*Available data*.
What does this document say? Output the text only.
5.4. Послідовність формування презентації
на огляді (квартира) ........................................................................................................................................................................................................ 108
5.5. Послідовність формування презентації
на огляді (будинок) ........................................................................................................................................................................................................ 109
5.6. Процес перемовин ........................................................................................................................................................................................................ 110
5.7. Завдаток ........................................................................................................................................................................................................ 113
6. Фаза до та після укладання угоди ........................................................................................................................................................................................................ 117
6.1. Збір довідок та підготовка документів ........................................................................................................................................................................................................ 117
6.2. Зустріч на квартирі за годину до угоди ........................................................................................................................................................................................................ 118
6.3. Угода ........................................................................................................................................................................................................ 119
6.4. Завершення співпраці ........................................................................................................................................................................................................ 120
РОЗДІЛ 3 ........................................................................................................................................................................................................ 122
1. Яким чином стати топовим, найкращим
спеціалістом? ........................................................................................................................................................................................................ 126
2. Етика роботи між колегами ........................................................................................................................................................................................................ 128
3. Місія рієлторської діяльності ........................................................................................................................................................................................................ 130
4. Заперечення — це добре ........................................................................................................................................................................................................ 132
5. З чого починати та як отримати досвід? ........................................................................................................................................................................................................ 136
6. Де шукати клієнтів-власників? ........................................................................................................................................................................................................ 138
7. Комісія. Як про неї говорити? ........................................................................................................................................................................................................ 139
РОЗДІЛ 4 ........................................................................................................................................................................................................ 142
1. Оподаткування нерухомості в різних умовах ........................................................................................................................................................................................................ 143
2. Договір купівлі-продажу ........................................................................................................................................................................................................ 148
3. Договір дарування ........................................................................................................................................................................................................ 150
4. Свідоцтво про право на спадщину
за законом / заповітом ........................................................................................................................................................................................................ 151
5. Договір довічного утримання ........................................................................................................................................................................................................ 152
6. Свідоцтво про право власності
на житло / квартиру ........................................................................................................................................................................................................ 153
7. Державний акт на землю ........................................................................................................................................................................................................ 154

*Task prompt*. Reproduce the whole listing word for word.

*Task solution*.
What does this document say? Output the text only.
5.4. Послідовність формування презентації
на огляді (квартира) ........................................................................................................................................................................................................ 108
5.5. Послідовність формування презентації
на огляді (будинок) ........................................................................................................................................................................................................ 109
5.6. Процес перемовин ........................................................................................................................................................................................................ 110
5.7. Завдаток ........................................................................................................................................................................................................ 113
6. Фаза до та після укладання угоди ........................................................................................................................................................................................................ 117
6.1. Збір довідок та підготовка документів ........................................................................................................................................................................................................ 117
6.2. Зустріч на квартирі за годину до угоди ........................................................................................................................................................................................................ 118
6.3. Угода ........................................................................................................................................................................................................ 119
6.4. Завершення співпраці ........................................................................................................................................................................................................ 120
РОЗДІЛ 3 ........................................................................................................................................................................................................ 122
1. Яким чином стати топовим, найкращим
спеціалістом? ........................................................................................................................................................................................................ 126
2. Етика роботи між колегами ........................................................................................................................................................................................................ 128
3. Місія рієлторської діяльності ........................................................................................................................................................................................................ 130
4. Заперечення — це добре ........................................................................................................................................................................................................ 132
5. З чого починати та як отримати досвід? ........................................................................................................................................................................................................ 136
6. Де шукати клієнтів-власників? ........................................................................................................................................................................................................ 138
7. Комісія. Як про неї говорити? ........................................................................................................................................................................................................ 139
РОЗДІЛ 4 ........................................................................................................................................................................................................ 142
1. Оподаткування нерухомості в різних умовах ........................................................................................................................................................................................................ 143
2. Договір купівлі-продажу ........................................................................................................................................................................................................ 148
3. Договір дарування ........................................................................................................................................................................................................ 150
4. Свідоцтво про право на спадщину
за законом / заповітом ........................................................................................................................................................................................................ 151
5. Договір довічного утримання ........................................................................................................................................................................................................ 152
6. Свідоцтво про право власності
на житло / квартиру ........................................................................................................................................................................................................ 153
7. Державний акт на землю ........................................................................................................................................................................................................ 154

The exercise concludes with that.